Written task: Return the full material exactly.

Information supplied:
· · · · · · ·
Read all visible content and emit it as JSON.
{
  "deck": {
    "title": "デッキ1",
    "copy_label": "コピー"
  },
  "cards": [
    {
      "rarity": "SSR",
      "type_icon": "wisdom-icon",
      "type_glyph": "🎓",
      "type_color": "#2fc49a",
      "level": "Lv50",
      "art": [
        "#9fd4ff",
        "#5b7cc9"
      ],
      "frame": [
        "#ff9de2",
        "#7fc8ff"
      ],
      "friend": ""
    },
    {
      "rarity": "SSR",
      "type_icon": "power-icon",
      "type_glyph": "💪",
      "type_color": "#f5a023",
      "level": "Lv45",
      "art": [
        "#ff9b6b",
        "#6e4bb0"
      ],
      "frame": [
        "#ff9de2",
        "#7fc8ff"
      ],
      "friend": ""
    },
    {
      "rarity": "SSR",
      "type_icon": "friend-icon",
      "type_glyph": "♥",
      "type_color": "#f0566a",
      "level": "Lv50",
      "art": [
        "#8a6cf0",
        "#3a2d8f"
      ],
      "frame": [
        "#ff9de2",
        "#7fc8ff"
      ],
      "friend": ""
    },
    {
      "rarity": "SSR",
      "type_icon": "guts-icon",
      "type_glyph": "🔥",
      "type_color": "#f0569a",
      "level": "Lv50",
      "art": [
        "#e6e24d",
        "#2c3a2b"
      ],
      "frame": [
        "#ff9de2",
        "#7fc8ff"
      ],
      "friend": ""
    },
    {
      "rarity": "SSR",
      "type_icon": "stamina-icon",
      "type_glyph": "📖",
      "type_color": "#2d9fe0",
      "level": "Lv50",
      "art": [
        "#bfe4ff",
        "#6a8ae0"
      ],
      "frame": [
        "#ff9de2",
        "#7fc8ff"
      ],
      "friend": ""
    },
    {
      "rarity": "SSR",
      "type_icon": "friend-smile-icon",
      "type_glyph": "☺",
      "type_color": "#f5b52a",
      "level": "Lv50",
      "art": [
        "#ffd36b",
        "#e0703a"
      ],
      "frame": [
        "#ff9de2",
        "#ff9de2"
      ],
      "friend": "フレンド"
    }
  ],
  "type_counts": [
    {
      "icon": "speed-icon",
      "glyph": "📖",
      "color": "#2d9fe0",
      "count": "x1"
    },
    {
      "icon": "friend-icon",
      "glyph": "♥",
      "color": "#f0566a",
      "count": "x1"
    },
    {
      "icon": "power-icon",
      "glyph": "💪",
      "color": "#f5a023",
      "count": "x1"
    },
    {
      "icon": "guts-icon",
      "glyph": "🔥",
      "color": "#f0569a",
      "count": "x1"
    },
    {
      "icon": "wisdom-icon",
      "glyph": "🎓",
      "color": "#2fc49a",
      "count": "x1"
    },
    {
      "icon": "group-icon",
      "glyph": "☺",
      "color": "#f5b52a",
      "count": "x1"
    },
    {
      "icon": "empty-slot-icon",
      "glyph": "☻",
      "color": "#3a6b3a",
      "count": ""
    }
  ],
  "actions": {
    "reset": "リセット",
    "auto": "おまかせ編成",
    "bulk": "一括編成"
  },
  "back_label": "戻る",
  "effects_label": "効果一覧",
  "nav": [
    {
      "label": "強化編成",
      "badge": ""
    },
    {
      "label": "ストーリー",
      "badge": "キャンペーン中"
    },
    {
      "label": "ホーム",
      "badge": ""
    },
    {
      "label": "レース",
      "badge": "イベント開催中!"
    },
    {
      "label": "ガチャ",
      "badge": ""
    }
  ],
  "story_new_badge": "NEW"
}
· · · · · · ·
Response:
Read all visible content and emit it as JSON.
{
  "deck": {
    "title": "デッキ1",
    "copy_label": "コピー"
  },
  "cards": [
    {
      "rarity": "SSR",
      "type_icon": "wisdom-icon",
      "type_glyph": "🎓",
      "type_color": "#2fc49a",
      "level": "Lv50",
      "art": [
        "#9fd4ff",
        "#5b7cc9"
      ],
      "frame": [
        "#ff9de2",
        "#7fc8ff"
      ],
      "friend": ""
    },
    {
      "rarity": "SSR",
      "type_icon": "power-icon",
      "type_glyph": "💪",
      "type_color": "#f5a023",
      "level": "Lv45",
      "art": [
        "#ff9b6b",
        "#6e4bb0"
      ],
      "frame": [
        "#ff9de2",
        "#7fc8ff"
      ],
      "friend": ""
    },
    {
      "rarity": "SSR",
      "type_icon": "friend-icon",
      "type_glyph": "♥",
      "type_color": "#f0566a",
      "level": "Lv50",
      "art": [
        "#8a6cf0",
        "#3a2d8f"
      ],
      "frame": [
        "#ff9de2",
        "#7fc8ff"
      ],
      "friend": ""
    },
    {
      "rarity": "SSR",
      "type_icon": "guts-icon",
      "type_glyph": "🔥",
      "type_color": "#f0569a",
      "level": "Lv50",
      "art": [
        "#e6e24d",
        "#2c3a2b"
      ],
      "frame": [
        "#ff9de2",
        "#7fc8ff"
      ],
      "friend": ""
    },
    {
      "rarity": "SSR",
      "type_icon": "stamina-icon",
      "type_glyph": "📖",
      "type_color": "#2d9fe0",
      "level": "Lv50",
      "art": [
        "#bfe4ff",
        "#6a8ae0"
      ],
      "frame": [
        "#ff9de2",
        "#7fc8ff"
      ],
      "friend": ""
    },
    {
      "rarity": "SSR",
      "type_icon": "friend-smile-icon",
      "type_glyph": "☺",
      "type_color": "#f5b52a",
      "level": "Lv50",
      "art": [
        "#ffd36b",
        "#e0703a"
      ],
      "frame": [
        "#ff9de2",
        "#ff9de2"
      ],
      "friend": "フレンド"
    }
  ],
  "type_counts": [
    {
      "icon": "speed-icon",
      "glyph": "📖",
      "color": "#2d9fe0",
      "count": "x1"
    },
    {
      "icon": "friend-icon",
      "glyph": "♥",
      "color": "#f0566a",
      "count": "x1"
    },
    {
      "icon": "power-icon",
      "glyph": "💪",
      "color": "#f5a023",
      "count": "x1"
    },
    {
      "icon": "guts-icon",
      "glyph": "🔥",
      "color": "#f0569a",
      "count": "x1"
    },
    {
      "icon": "wisdom-icon",
      "glyph": "🎓",
      "color": "#2fc49a",
      "count": "x1"
    },
    {
      "icon": "group-icon",
      "glyph": "☺",
      "color": "#f5b52a",
      "count": "x1"
    },
    {
      "icon": "empty-slot-icon",
      "glyph": "☻",
      "color": "#3a6b3a",
      "count": ""
    }
  ],
  "actions": {
    "reset": "リセット",
    "auto": "おまかせ編成",
    "bulk": "一括編成"
  },
  "back_label": "戻る",
  "effects_label": "効果一覧",
  "nav": [
    {
      "label": "強化編成",
      "badge": ""
    },
    {
      "label": "ストーリー",
      "badge": "キャンペーン中"
    },
    {
      "label": "ホーム",
      "badge": ""
    },
    {
      "label": "レース",
      "badge": "イベント開催中!"
    },
    {
      "label": "ガチャ",
      "badge": ""
    }
  ],
  "story_new_badge": "NEW"
}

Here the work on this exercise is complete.